Problem details.
Report the number of lines below in which the word "network" occurs. Nothing else is needed.

Items from a figure collection:
■ ■ ■ ■ ■

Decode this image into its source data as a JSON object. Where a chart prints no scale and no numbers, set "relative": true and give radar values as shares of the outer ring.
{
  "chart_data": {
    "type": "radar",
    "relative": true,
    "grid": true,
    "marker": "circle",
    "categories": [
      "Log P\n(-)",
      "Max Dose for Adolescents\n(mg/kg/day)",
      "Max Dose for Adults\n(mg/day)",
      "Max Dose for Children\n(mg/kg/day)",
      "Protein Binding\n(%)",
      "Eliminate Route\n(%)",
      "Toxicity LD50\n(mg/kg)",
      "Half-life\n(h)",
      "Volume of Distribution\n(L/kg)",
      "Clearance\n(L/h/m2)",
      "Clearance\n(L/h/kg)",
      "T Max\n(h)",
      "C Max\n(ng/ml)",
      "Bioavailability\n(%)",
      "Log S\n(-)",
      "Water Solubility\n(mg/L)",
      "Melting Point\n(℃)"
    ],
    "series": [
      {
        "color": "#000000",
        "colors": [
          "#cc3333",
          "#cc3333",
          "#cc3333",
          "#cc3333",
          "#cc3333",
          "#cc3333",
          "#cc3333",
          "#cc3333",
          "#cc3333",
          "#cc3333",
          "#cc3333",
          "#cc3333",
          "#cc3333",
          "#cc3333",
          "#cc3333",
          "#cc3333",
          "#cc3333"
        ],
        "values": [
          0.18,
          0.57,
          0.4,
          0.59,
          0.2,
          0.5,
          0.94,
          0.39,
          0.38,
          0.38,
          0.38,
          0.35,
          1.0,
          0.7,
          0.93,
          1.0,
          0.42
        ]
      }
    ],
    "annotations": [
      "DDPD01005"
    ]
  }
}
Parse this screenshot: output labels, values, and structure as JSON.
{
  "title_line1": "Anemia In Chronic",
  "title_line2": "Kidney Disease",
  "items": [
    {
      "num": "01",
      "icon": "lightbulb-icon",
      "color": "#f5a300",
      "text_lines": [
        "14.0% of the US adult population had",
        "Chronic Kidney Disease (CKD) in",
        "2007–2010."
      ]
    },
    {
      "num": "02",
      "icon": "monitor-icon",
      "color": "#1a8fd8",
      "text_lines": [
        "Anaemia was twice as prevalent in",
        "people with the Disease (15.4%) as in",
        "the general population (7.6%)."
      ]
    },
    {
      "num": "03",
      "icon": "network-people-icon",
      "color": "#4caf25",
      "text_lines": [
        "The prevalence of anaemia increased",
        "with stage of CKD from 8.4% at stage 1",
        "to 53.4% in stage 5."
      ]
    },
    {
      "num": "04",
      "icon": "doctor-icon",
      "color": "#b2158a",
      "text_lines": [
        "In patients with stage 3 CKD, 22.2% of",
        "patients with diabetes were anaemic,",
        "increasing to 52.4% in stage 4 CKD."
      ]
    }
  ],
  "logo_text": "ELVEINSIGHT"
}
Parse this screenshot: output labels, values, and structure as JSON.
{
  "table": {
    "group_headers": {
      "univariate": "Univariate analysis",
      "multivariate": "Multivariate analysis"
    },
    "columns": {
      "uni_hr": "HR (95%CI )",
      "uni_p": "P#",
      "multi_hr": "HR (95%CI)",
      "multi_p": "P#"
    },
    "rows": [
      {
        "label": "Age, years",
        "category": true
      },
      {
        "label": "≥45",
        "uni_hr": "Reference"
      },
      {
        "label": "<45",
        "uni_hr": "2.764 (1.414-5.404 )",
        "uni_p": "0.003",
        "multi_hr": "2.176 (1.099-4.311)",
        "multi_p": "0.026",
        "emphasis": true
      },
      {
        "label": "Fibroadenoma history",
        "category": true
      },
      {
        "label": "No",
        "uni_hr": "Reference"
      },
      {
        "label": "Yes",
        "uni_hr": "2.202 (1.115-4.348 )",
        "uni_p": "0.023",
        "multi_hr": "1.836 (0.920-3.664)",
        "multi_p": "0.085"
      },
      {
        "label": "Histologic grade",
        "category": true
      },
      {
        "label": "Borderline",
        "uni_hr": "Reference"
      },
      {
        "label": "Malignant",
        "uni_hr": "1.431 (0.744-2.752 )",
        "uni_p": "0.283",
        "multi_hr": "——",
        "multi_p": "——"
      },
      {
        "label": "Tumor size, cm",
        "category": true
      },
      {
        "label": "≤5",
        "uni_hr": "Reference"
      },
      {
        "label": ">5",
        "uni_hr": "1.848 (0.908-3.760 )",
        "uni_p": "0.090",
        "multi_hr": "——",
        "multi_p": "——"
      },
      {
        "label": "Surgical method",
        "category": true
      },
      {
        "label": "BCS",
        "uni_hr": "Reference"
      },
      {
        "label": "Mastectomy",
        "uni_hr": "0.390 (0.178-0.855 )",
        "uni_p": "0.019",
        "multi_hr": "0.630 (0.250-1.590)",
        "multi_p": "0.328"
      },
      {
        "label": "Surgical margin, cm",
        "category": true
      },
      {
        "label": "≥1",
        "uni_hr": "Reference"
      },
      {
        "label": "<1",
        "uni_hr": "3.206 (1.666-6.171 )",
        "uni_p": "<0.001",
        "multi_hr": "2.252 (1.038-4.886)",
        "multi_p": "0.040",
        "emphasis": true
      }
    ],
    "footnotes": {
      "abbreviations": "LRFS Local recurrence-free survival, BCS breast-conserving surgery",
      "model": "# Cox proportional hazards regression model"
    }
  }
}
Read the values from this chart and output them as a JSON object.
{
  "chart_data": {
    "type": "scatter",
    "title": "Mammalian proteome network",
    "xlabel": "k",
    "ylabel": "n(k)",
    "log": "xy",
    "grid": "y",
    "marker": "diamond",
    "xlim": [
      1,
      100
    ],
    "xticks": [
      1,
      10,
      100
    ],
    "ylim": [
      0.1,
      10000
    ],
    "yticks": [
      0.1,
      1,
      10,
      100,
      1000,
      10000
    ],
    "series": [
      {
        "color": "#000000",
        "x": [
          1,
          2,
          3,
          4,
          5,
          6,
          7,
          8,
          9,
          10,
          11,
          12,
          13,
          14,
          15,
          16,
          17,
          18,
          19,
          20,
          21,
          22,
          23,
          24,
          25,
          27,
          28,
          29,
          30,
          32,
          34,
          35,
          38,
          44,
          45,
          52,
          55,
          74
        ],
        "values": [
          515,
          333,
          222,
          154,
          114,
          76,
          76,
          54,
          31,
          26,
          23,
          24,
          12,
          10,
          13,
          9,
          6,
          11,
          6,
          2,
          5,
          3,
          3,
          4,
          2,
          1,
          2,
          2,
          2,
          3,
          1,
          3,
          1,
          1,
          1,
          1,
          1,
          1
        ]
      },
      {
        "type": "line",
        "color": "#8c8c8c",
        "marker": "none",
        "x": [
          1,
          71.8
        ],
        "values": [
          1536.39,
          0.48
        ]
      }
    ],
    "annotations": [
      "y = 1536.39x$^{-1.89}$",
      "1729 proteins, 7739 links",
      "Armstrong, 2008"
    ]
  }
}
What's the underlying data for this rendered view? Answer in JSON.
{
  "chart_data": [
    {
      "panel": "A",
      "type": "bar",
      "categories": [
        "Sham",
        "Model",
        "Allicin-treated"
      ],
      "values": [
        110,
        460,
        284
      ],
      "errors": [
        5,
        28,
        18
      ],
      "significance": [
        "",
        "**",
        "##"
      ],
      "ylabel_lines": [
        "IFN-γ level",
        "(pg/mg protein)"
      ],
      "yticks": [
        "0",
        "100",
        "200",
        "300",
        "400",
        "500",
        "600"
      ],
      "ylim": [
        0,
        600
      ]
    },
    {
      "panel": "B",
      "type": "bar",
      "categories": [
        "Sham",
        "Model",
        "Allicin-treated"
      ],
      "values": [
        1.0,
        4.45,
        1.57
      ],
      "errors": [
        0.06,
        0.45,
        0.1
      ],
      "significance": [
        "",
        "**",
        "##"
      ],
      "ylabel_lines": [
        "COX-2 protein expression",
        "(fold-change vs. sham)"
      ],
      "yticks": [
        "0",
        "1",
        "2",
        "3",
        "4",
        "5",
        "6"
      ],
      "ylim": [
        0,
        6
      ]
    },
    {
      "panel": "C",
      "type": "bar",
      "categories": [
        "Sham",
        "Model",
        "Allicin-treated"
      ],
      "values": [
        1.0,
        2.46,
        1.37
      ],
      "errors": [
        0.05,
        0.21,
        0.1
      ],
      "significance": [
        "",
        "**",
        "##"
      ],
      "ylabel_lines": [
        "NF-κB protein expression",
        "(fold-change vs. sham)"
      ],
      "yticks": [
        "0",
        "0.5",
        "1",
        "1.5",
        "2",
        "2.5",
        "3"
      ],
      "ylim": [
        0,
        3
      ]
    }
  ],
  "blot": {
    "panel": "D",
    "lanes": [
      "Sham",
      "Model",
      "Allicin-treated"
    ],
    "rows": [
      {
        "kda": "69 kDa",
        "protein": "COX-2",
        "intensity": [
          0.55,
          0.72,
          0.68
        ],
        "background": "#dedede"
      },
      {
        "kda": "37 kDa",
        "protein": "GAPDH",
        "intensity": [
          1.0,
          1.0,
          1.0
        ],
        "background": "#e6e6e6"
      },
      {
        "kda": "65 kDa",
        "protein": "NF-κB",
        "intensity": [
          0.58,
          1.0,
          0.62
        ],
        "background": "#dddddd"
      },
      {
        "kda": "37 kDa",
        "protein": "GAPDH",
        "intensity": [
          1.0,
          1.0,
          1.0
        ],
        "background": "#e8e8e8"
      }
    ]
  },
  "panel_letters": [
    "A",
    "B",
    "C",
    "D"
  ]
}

■ ■ ■ ■ ■

Expected output.
2